- **TASK OBJECTIVE**: For the listing underneath, give the count of lines containing the string "this" and nothing further.

- **THE INPUT**:
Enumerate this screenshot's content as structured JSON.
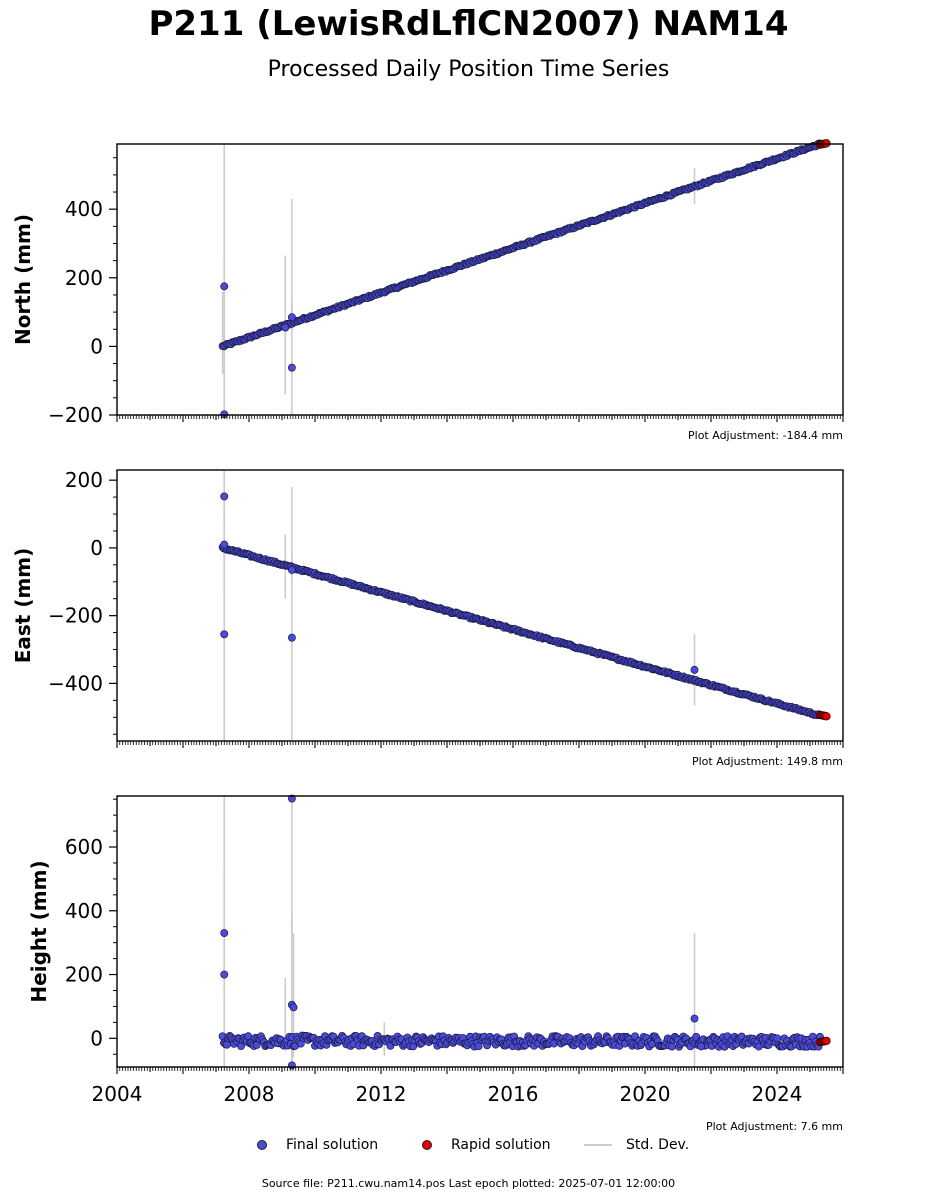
{
  "title": "P211 (LewisRdLflCN2007) NAM14",
  "subtitle": "Processed Daily Position Time Series",
  "footer": "Source file: P211.cwu.nam14.pos  Last epoch plotted: 2025-07-01 12:00:00",
  "legend": [
    {
      "label": "Final solution",
      "kind": "dot",
      "color": "#4b4bdb"
    },
    {
      "label": "Rapid solution",
      "kind": "dot",
      "color": "#e00000"
    },
    {
      "label": "Std. Dev.",
      "kind": "line",
      "color": "#cccccc"
    }
  ],
  "colors": {
    "final": "#4b4bdb",
    "rapid": "#e00000",
    "stddev": "#cccccc",
    "edge": "#1a1a40"
  },
  "chart_data": [
    {
      "type": "scatter",
      "ylabel": "North (mm)",
      "adjustment": "Plot Adjustment: -184.4 mm",
      "xlim": [
        2004.0,
        2026.0
      ],
      "ylim": [
        -200,
        590
      ],
      "yticks": [
        -200,
        0,
        200,
        400
      ],
      "x_tick_labels_shown": false,
      "xticks": [
        2004,
        2008,
        2012,
        2016,
        2020,
        2024
      ],
      "trend": {
        "start": [
          2007.2,
          0
        ],
        "end": [
          2025.3,
          590
        ]
      },
      "rapid": {
        "start": [
          2025.3,
          588
        ],
        "end": [
          2025.5,
          592
        ]
      },
      "outliers": [
        {
          "x": 2007.25,
          "y": 175,
          "err_lo": 85,
          "err_hi": 270
        },
        {
          "x": 2007.25,
          "y": -198,
          "err_lo": -200,
          "err_hi": 590
        },
        {
          "x": 2009.3,
          "y": -62,
          "err_lo": -200,
          "err_hi": 430
        },
        {
          "x": 2009.3,
          "y": 85,
          "err_lo": 45,
          "err_hi": 130
        },
        {
          "x": 2009.1,
          "y": 55,
          "err_lo": -140,
          "err_hi": 265
        }
      ],
      "errbars": [
        {
          "x": 2007.2,
          "lo": -80,
          "hi": 160
        },
        {
          "x": 2021.5,
          "lo": 415,
          "hi": 520
        }
      ]
    },
    {
      "type": "scatter",
      "ylabel": "East (mm)",
      "adjustment": "Plot Adjustment: 149.8 mm",
      "xlim": [
        2004.0,
        2026.0
      ],
      "ylim": [
        -570,
        230
      ],
      "yticks": [
        -400,
        -200,
        0,
        200
      ],
      "x_tick_labels_shown": false,
      "xticks": [
        2004,
        2008,
        2012,
        2016,
        2020,
        2024
      ],
      "trend": {
        "start": [
          2007.2,
          0
        ],
        "end": [
          2025.3,
          -495
        ]
      },
      "rapid": {
        "start": [
          2025.3,
          -493
        ],
        "end": [
          2025.5,
          -497
        ]
      },
      "outliers": [
        {
          "x": 2007.25,
          "y": 152,
          "err_lo": 70,
          "err_hi": 230
        },
        {
          "x": 2007.25,
          "y": 10,
          "err_lo": -130,
          "err_hi": 110
        },
        {
          "x": 2007.25,
          "y": -255,
          "err_lo": -570,
          "err_hi": 230
        },
        {
          "x": 2009.3,
          "y": -265,
          "err_lo": -570,
          "err_hi": 180
        },
        {
          "x": 2009.3,
          "y": -65,
          "err_lo": -90,
          "err_hi": -20
        },
        {
          "x": 2021.5,
          "y": -360,
          "err_lo": -465,
          "err_hi": -255
        }
      ],
      "errbars": [
        {
          "x": 2009.1,
          "lo": -150,
          "hi": 40
        }
      ]
    },
    {
      "type": "scatter",
      "ylabel": "Height (mm)",
      "adjustment": "Plot Adjustment: 7.6 mm",
      "xlim": [
        2004.0,
        2026.0
      ],
      "ylim": [
        -90,
        760
      ],
      "yticks": [
        0,
        200,
        400,
        600
      ],
      "x_tick_labels_shown": true,
      "xticks": [
        2004,
        2008,
        2012,
        2016,
        2020,
        2024
      ],
      "xticklabels": [
        "2004",
        "2008",
        "2012",
        "2016",
        "2020",
        "2024"
      ],
      "trend": {
        "start": [
          2007.2,
          -8
        ],
        "end": [
          2025.3,
          -10
        ]
      },
      "rapid": {
        "start": [
          2025.3,
          -12
        ],
        "end": [
          2025.5,
          -8
        ]
      },
      "outliers": [
        {
          "x": 2007.25,
          "y": 330,
          "err_lo": 130,
          "err_hi": 540
        },
        {
          "x": 2007.25,
          "y": 200,
          "err_lo": -90,
          "err_hi": 760
        },
        {
          "x": 2009.3,
          "y": 752,
          "err_lo": -90,
          "err_hi": 760
        },
        {
          "x": 2009.3,
          "y": 105,
          "err_lo": -50,
          "err_hi": 385
        },
        {
          "x": 2009.35,
          "y": 97,
          "err_lo": -60,
          "err_hi": 330
        },
        {
          "x": 2009.3,
          "y": -85,
          "err_lo": -90,
          "err_hi": 10
        },
        {
          "x": 2021.5,
          "y": 62,
          "err_lo": -90,
          "err_hi": 330
        },
        {
          "x": 2021.7,
          "y": -25,
          "err_lo": -40,
          "err_hi": -10
        }
      ],
      "errbars": [
        {
          "x": 2009.1,
          "lo": -40,
          "hi": 190
        },
        {
          "x": 2012.1,
          "lo": -55,
          "hi": 50
        }
      ]
    }
  ]
}
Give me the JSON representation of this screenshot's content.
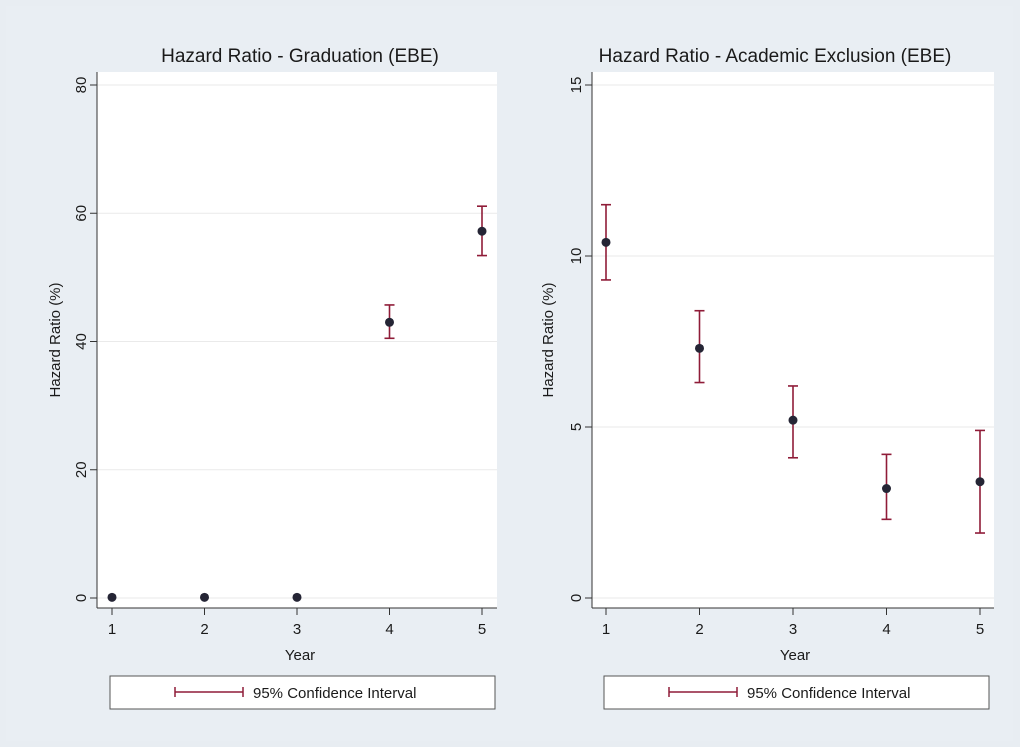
{
  "chart_data": [
    {
      "type": "scatter",
      "title": "Hazard Ratio - Graduation (EBE)",
      "xlabel": "Year",
      "ylabel": "Hazard Ratio (%)",
      "x": [
        1,
        2,
        3,
        4,
        5
      ],
      "xticks": [
        "1",
        "2",
        "3",
        "4",
        "5"
      ],
      "yticks": [
        0,
        20,
        40,
        60,
        80
      ],
      "ylim": [
        0,
        80
      ],
      "series": [
        {
          "values": [
            0.1,
            0.1,
            0.1,
            43,
            57.2
          ],
          "ci_low": [
            0.1,
            0.1,
            0.1,
            40.5,
            53.4
          ],
          "ci_high": [
            0.1,
            0.1,
            0.1,
            45.7,
            61.1
          ]
        }
      ],
      "legend": [
        "95% Confidence Interval"
      ],
      "legend_position": "bottom",
      "grid": true,
      "colors": {
        "marker": "#252535",
        "ci": "#8f1c38",
        "grid": "#eaeaea",
        "plot_bg": "#ffffff"
      }
    },
    {
      "type": "scatter",
      "title": "Hazard Ratio - Academic Exclusion (EBE)",
      "xlabel": "Year",
      "ylabel": "Hazard Ratio (%)",
      "x": [
        1,
        2,
        3,
        4,
        5
      ],
      "xticks": [
        "1",
        "2",
        "3",
        "4",
        "5"
      ],
      "yticks": [
        0,
        5,
        10,
        15
      ],
      "ylim": [
        0,
        15
      ],
      "series": [
        {
          "values": [
            10.4,
            7.3,
            5.2,
            3.2,
            3.4
          ],
          "ci_low": [
            9.3,
            6.3,
            4.1,
            2.3,
            1.9
          ],
          "ci_high": [
            11.5,
            8.4,
            6.2,
            4.2,
            4.9
          ]
        }
      ],
      "legend": [
        "95% Confidence Interval"
      ],
      "legend_position": "bottom",
      "grid": true,
      "colors": {
        "marker": "#252535",
        "ci": "#8f1c38",
        "grid": "#eaeaea",
        "plot_bg": "#ffffff"
      }
    }
  ]
}
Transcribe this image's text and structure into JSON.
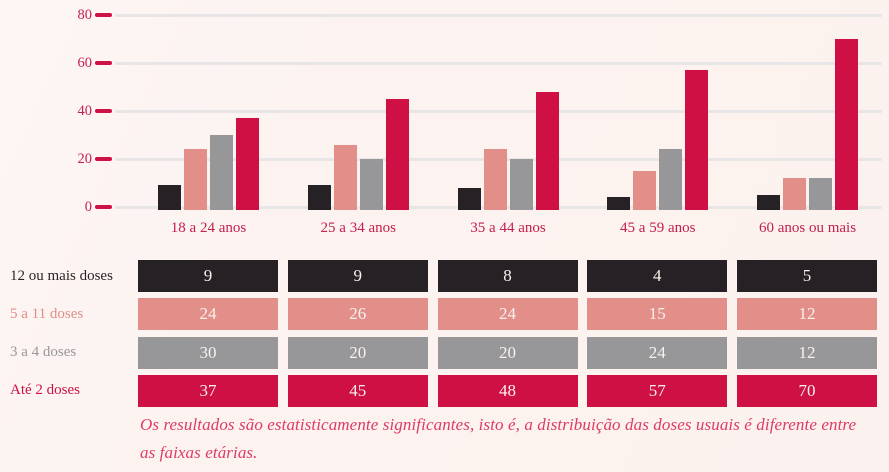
{
  "colors": {
    "background": "#fcf2ef",
    "crimson": "#ce1045",
    "salmon": "#e28e89",
    "gray": "#97979a",
    "black": "#262124",
    "gridline": "#e8e5e7",
    "axis_text": "#c32050",
    "category_text": "#c32050",
    "note_text": "#df3a63",
    "value_text": "#f9f1ee"
  },
  "chart_data": {
    "type": "bar",
    "categories": [
      "18 a 24 anos",
      "25 a 34 anos",
      "35 a 44 anos",
      "45 a 59 anos",
      "60 anos ou mais"
    ],
    "series": [
      {
        "name": "12 ou mais doses",
        "color_key": "black",
        "values": [
          9,
          9,
          8,
          4,
          5
        ]
      },
      {
        "name": "5 a 11 doses",
        "color_key": "salmon",
        "values": [
          24,
          26,
          24,
          15,
          12
        ]
      },
      {
        "name": "3 a 4 doses",
        "color_key": "gray",
        "values": [
          30,
          20,
          20,
          24,
          12
        ]
      },
      {
        "name": "Até 2 doses",
        "color_key": "crimson",
        "values": [
          37,
          45,
          48,
          57,
          70
        ]
      }
    ],
    "yticks": [
      80,
      60,
      40,
      20,
      0
    ],
    "ylim": [
      0,
      80
    ],
    "grid": true,
    "legend_position": "table-below-chart"
  },
  "note": {
    "text": "Os resultados são estatisticamente significantes, isto é, a distribuição das doses usuais é diferente entre as faixas etárias."
  }
}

- **CORRECT RESPONSE**: 3